TO BE DONE
Find each line with the word "シンボル" and say how many there are, nothing else.

Stored data entries:
start
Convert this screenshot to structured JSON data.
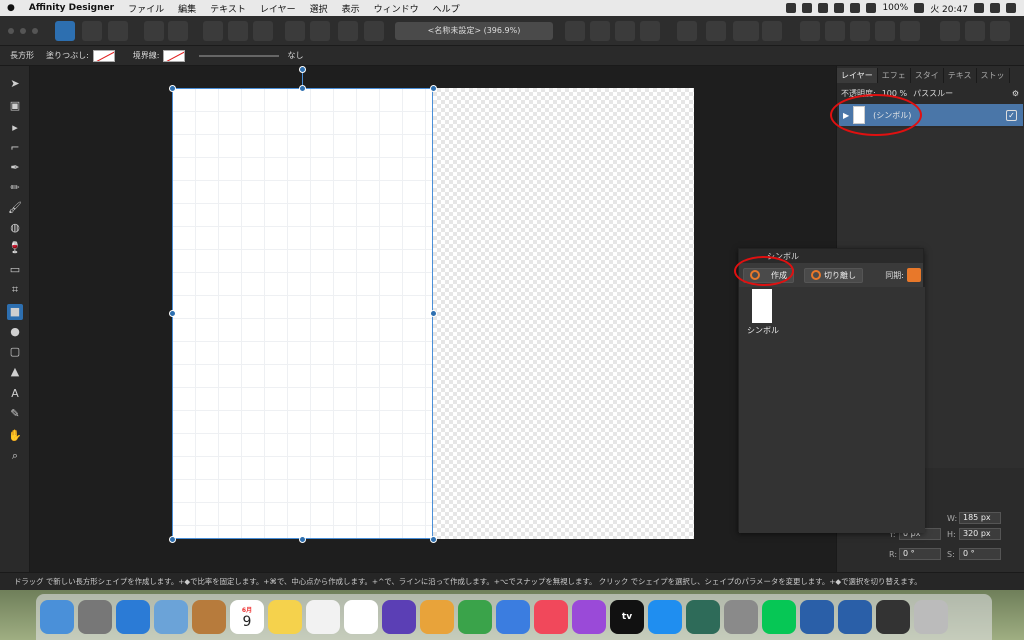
{
  "menubar": {
    "app_name": "Affinity Designer",
    "items": [
      "ファイル",
      "編集",
      "テキスト",
      "レイヤー",
      "選択",
      "表示",
      "ウィンドウ",
      "ヘルプ"
    ],
    "battery": "100%",
    "clock": "火 20:47"
  },
  "toolbar": {
    "doc_title": "<名称未設定> (396.9%)"
  },
  "context": {
    "tool_name": "長方形",
    "fill_label": "塗りつぶし:",
    "stroke_label": "境界線:",
    "stroke_value": "なし"
  },
  "layers_panel": {
    "tabs": [
      "レイヤー",
      "エフェ",
      "スタイ",
      "テキス",
      "ストッ"
    ],
    "opacity_label": "不透明度:",
    "opacity_value": "100 %",
    "blend_mode": "パススルー",
    "layer_name": "(シンボル)"
  },
  "transform": {
    "w_label": "W:",
    "w_value": "185 px",
    "h_label": "H:",
    "h_value": "320 px",
    "y_label": "Y:",
    "y_value": "0 px",
    "r_label": "R:",
    "r_value": "0 °",
    "s_label": "S:",
    "s_value": "0 °"
  },
  "symbols_panel": {
    "title": "シンボル",
    "create_label": "作成",
    "detach_label": "切り離し",
    "sync_label": "同期:",
    "item_label": "シンボル"
  },
  "status_bar": {
    "text": "ドラッグ で新しい長方形シェイプを作成します。+◆で比率を固定します。+⌘で、中心点から作成します。+^で、ラインに沿って作成します。+⌥でスナップを無視します。 クリック でシェイプを選択し、シェイプのパラメータを変更します。+◆で選択を切り替えます。"
  },
  "dock": {
    "calendar_month": "6月",
    "calendar_day": "9",
    "tv_label": "tv"
  },
  "colors": {
    "accent_blue": "#2d6fb0",
    "selection_blue": "#4a8fd8",
    "annotation_red": "#e01010",
    "symbol_orange": "#e8782a"
  }
}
end
THE ANSWER
3